**RAW RECORDS:**
'''
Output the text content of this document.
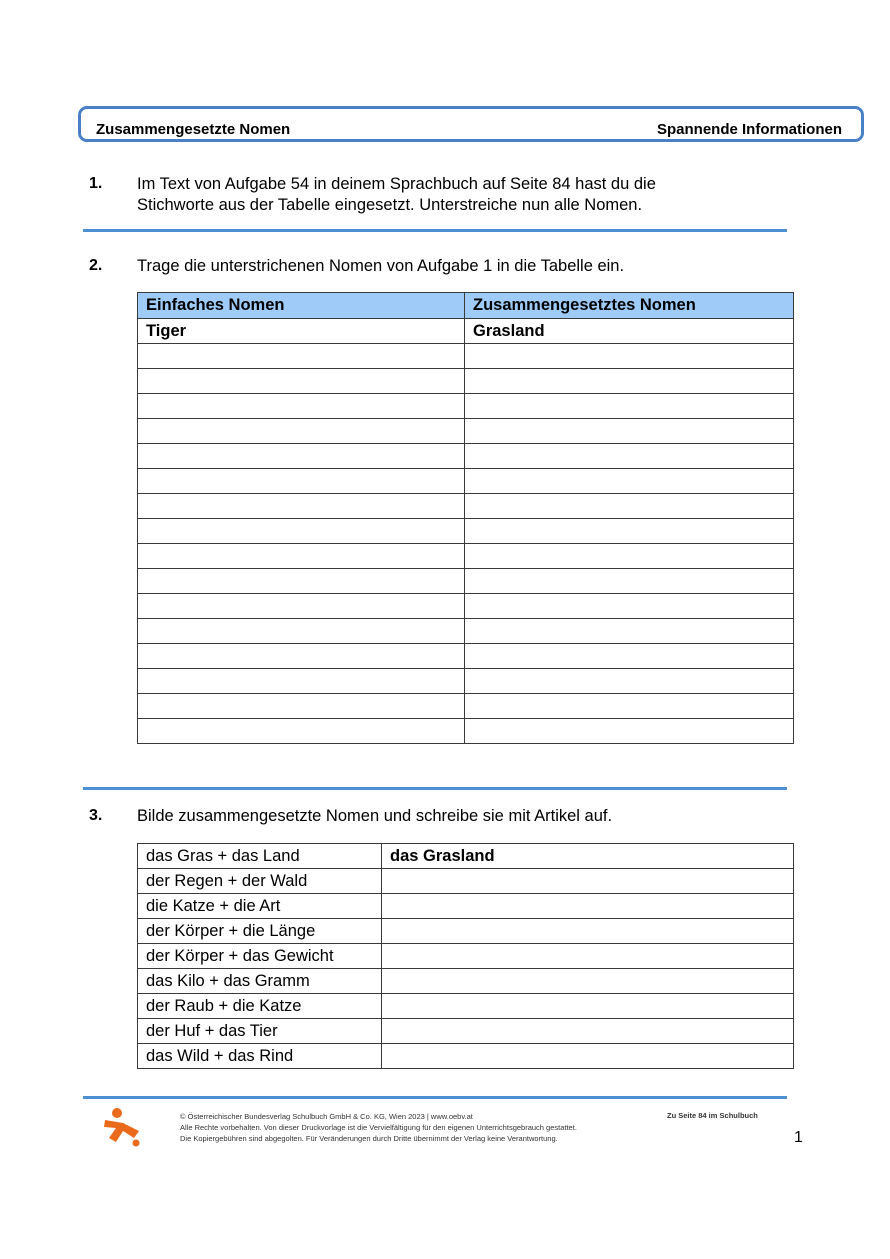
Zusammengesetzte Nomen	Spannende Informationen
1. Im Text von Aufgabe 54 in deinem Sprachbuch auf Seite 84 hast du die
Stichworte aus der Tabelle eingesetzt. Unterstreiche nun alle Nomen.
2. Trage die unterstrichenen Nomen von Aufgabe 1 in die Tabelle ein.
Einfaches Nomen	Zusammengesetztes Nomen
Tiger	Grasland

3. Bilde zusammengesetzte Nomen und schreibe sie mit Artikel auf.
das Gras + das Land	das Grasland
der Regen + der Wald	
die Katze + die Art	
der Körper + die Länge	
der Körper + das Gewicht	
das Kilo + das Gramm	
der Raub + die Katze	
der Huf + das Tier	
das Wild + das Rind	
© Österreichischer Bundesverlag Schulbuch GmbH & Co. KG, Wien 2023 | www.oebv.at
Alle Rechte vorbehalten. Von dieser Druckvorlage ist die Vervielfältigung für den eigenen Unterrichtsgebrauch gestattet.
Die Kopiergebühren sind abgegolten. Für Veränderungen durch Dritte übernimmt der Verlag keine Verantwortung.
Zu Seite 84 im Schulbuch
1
'''
'''
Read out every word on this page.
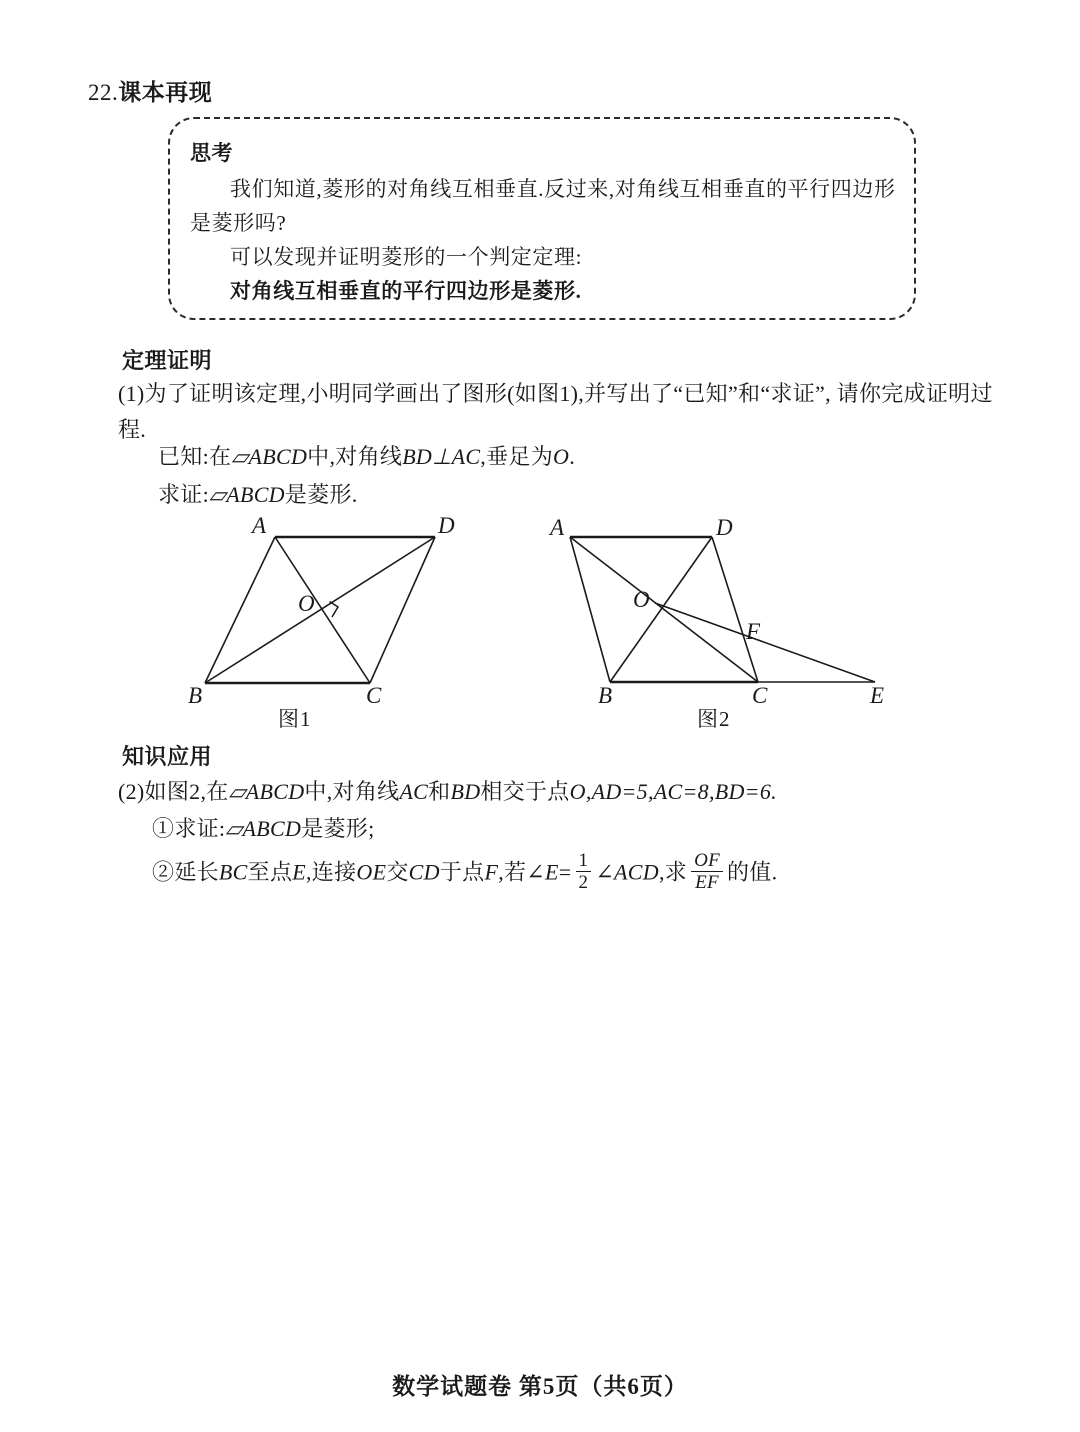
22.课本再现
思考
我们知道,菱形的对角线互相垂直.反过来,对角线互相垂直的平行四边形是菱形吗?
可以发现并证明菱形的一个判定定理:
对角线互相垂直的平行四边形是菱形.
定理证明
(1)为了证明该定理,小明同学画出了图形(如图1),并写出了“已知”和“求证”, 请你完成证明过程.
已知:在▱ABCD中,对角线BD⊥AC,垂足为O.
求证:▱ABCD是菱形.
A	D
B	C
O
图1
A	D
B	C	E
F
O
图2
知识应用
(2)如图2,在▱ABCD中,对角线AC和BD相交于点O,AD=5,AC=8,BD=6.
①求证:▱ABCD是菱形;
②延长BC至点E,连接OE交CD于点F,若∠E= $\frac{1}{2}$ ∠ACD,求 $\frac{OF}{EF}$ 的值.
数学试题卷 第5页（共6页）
'''
'''
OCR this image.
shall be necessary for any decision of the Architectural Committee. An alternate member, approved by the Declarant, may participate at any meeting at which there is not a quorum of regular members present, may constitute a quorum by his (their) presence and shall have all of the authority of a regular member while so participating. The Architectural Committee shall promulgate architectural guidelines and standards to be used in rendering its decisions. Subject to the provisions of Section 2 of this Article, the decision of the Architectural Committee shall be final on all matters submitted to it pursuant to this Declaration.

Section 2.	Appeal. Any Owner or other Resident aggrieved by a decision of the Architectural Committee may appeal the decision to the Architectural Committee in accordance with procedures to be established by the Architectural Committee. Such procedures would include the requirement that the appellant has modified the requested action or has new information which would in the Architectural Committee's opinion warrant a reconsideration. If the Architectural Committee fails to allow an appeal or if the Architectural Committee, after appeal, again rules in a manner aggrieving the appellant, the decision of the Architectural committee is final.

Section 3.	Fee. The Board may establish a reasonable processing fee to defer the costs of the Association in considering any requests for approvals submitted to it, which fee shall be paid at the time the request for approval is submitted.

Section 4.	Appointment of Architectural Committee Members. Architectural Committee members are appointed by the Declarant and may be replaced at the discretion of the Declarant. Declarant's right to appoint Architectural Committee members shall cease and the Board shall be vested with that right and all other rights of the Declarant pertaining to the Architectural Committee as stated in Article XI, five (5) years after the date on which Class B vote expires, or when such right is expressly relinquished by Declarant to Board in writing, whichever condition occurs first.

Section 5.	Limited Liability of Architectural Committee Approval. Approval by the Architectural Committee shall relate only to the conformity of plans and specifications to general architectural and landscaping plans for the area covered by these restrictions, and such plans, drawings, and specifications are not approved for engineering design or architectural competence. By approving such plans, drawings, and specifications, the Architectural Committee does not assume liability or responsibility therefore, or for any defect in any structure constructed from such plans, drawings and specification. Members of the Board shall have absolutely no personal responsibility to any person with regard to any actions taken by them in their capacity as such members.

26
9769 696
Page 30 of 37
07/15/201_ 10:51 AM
'''
**STATED PROBLEM:** Check the records above line by line and tally those holding the string "Aufgabe". Answer with the number only.

**CORRECT ANSWER:** 2